### Your task
Nothing in the data should change when you return it, but leave the pictures out.

-- Begin Records provided --

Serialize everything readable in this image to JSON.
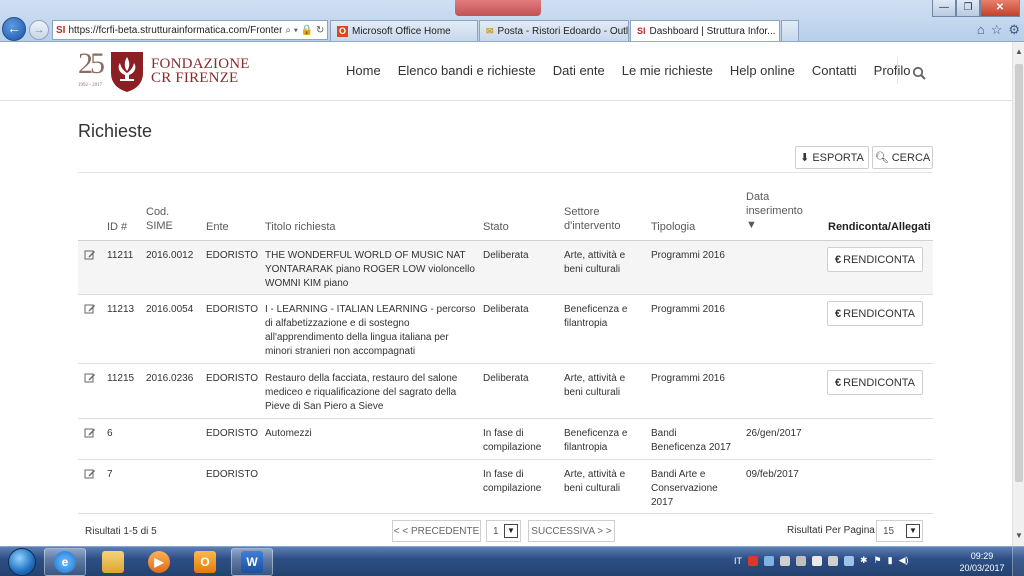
{
  "browser": {
    "url": "https://fcrfi-beta.strutturainformatica.com/Fronter",
    "favicon_text": "SI",
    "tabs": [
      {
        "label": "Microsoft Office Home"
      },
      {
        "label": "Posta - Ristori Edoardo - Outlo..."
      },
      {
        "label": "Dashboard | Struttura Infor...",
        "active": true
      }
    ]
  },
  "logo": {
    "number": "25",
    "years": "1992 - 2017",
    "line1": "FONDAZIONE",
    "line2": "CR FIRENZE"
  },
  "nav": [
    "Home",
    "Elenco bandi e richieste",
    "Dati ente",
    "Le mie richieste",
    "Help online",
    "Contatti",
    "Profilo"
  ],
  "page": {
    "title": "Richieste",
    "export_label": "ESPORTA",
    "search_label": "CERCA"
  },
  "table": {
    "headers": {
      "id": "ID #",
      "sime_1": "Cod.",
      "sime_2": "SIME",
      "ente": "Ente",
      "titolo": "Titolo richiesta",
      "stato": "Stato",
      "settore_1": "Settore",
      "settore_2": "d'intervento",
      "tipologia": "Tipologia",
      "data_1": "Data",
      "data_2": "inserimento",
      "sort": "▼",
      "rendiconta": "Rendiconta/Allegati"
    },
    "rendiconta_label": "RENDICONTA",
    "currency_symbol": "€",
    "rows": [
      {
        "id": "11211",
        "sime": "2016.0012",
        "ente": "EDORISTO",
        "titolo": [
          "THE WONDERFUL WORLD OF MUSIC NAT",
          "YONTARARAK piano ROGER LOW violoncello",
          "WOMNI KIM piano"
        ],
        "stato": [
          "Deliberata"
        ],
        "settore": [
          "Arte, attività e",
          "beni culturali"
        ],
        "tipologia": [
          "Programmi 2016"
        ],
        "data": "",
        "rendiconta": true
      },
      {
        "id": "11213",
        "sime": "2016.0054",
        "ente": "EDORISTO",
        "titolo": [
          "I - LEARNING - ITALIAN LEARNING - percorso",
          "di alfabetizzazione e di sostegno",
          "all'apprendimento della lingua italiana per",
          "minori stranieri non accompagnati"
        ],
        "stato": [
          "Deliberata"
        ],
        "settore": [
          "Beneficenza e",
          "filantropia"
        ],
        "tipologia": [
          "Programmi 2016"
        ],
        "data": "",
        "rendiconta": true
      },
      {
        "id": "11215",
        "sime": "2016.0236",
        "ente": "EDORISTO",
        "titolo": [
          "Restauro della facciata, restauro del salone",
          "mediceo e riqualificazione del sagrato della",
          "Pieve di San Piero a Sieve"
        ],
        "stato": [
          "Deliberata"
        ],
        "settore": [
          "Arte, attività e",
          "beni culturali"
        ],
        "tipologia": [
          "Programmi 2016"
        ],
        "data": "",
        "rendiconta": true
      },
      {
        "id": "6",
        "sime": "",
        "ente": "EDORISTO",
        "titolo": [
          "Automezzi"
        ],
        "stato": [
          "In fase di",
          "compilazione"
        ],
        "settore": [
          "Beneficenza e",
          "filantropia"
        ],
        "tipologia": [
          "Bandi",
          "Beneficenza 2017"
        ],
        "data": "26/gen/2017",
        "rendiconta": false
      },
      {
        "id": "7",
        "sime": "",
        "ente": "EDORISTO",
        "titolo": [],
        "stato": [
          "In fase di",
          "compilazione"
        ],
        "settore": [
          "Arte, attività e",
          "beni culturali"
        ],
        "tipologia": [
          "Bandi Arte e",
          "Conservazione",
          "2017"
        ],
        "data": "09/feb/2017",
        "rendiconta": false
      }
    ]
  },
  "pagination": {
    "results_text": "Risultati 1-5 di 5",
    "prev_label": "< < PRECEDENTE",
    "page_value": "1",
    "next_label": "SUCCESSIVA > >",
    "per_page_label": "Risultati Per Pagina",
    "per_page_value": "15"
  },
  "taskbar": {
    "language": "IT",
    "time": "09:29",
    "date": "20/03/2017"
  }
}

-- End Records provided --

### Response to this exercise
Serialize everything readable in this image to JSON.
{
  "browser": {
    "url": "https://fcrfi-beta.strutturainformatica.com/Fronter",
    "favicon_text": "SI",
    "tabs": [
      {
        "label": "Microsoft Office Home"
      },
      {
        "label": "Posta - Ristori Edoardo - Outlo..."
      },
      {
        "label": "Dashboard | Struttura Infor...",
        "active": true
      }
    ]
  },
  "logo": {
    "number": "25",
    "years": "1992 - 2017",
    "line1": "FONDAZIONE",
    "line2": "CR FIRENZE"
  },
  "nav": [
    "Home",
    "Elenco bandi e richieste",
    "Dati ente",
    "Le mie richieste",
    "Help online",
    "Contatti",
    "Profilo"
  ],
  "page": {
    "title": "Richieste",
    "export_label": "ESPORTA",
    "search_label": "CERCA"
  },
  "table": {
    "headers": {
      "id": "ID #",
      "sime_1": "Cod.",
      "sime_2": "SIME",
      "ente": "Ente",
      "titolo": "Titolo richiesta",
      "stato": "Stato",
      "settore_1": "Settore",
      "settore_2": "d'intervento",
      "tipologia": "Tipologia",
      "data_1": "Data",
      "data_2": "inserimento",
      "sort": "▼",
      "rendiconta": "Rendiconta/Allegati"
    },
    "rendiconta_label": "RENDICONTA",
    "currency_symbol": "€",
    "rows": [
      {
        "id": "11211",
        "sime": "2016.0012",
        "ente": "EDORISTO",
        "titolo": [
          "THE WONDERFUL WORLD OF MUSIC NAT",
          "YONTARARAK piano ROGER LOW violoncello",
          "WOMNI KIM piano"
        ],
        "stato": [
          "Deliberata"
        ],
        "settore": [
          "Arte, attività e",
          "beni culturali"
        ],
        "tipologia": [
          "Programmi 2016"
        ],
        "data": "",
        "rendiconta": true
      },
      {
        "id": "11213",
        "sime": "2016.0054",
        "ente": "EDORISTO",
        "titolo": [
          "I - LEARNING - ITALIAN LEARNING - percorso",
          "di alfabetizzazione e di sostegno",
          "all'apprendimento della lingua italiana per",
          "minori stranieri non accompagnati"
        ],
        "stato": [
          "Deliberata"
        ],
        "settore": [
          "Beneficenza e",
          "filantropia"
        ],
        "tipologia": [
          "Programmi 2016"
        ],
        "data": "",
        "rendiconta": true
      },
      {
        "id": "11215",
        "sime": "2016.0236",
        "ente": "EDORISTO",
        "titolo": [
          "Restauro della facciata, restauro del salone",
          "mediceo e riqualificazione del sagrato della",
          "Pieve di San Piero a Sieve"
        ],
        "stato": [
          "Deliberata"
        ],
        "settore": [
          "Arte, attività e",
          "beni culturali"
        ],
        "tipologia": [
          "Programmi 2016"
        ],
        "data": "",
        "rendiconta": true
      },
      {
        "id": "6",
        "sime": "",
        "ente": "EDORISTO",
        "titolo": [
          "Automezzi"
        ],
        "stato": [
          "In fase di",
          "compilazione"
        ],
        "settore": [
          "Beneficenza e",
          "filantropia"
        ],
        "tipologia": [
          "Bandi",
          "Beneficenza 2017"
        ],
        "data": "26/gen/2017",
        "rendiconta": false
      },
      {
        "id": "7",
        "sime": "",
        "ente": "EDORISTO",
        "titolo": [],
        "stato": [
          "In fase di",
          "compilazione"
        ],
        "settore": [
          "Arte, attività e",
          "beni culturali"
        ],
        "tipologia": [
          "Bandi Arte e",
          "Conservazione",
          "2017"
        ],
        "data": "09/feb/2017",
        "rendiconta": false
      }
    ]
  },
  "pagination": {
    "results_text": "Risultati 1-5 di 5",
    "prev_label": "< < PRECEDENTE",
    "page_value": "1",
    "next_label": "SUCCESSIVA > >",
    "per_page_label": "Risultati Per Pagina",
    "per_page_value": "15"
  },
  "taskbar": {
    "language": "IT",
    "time": "09:29",
    "date": "20/03/2017"
  }
}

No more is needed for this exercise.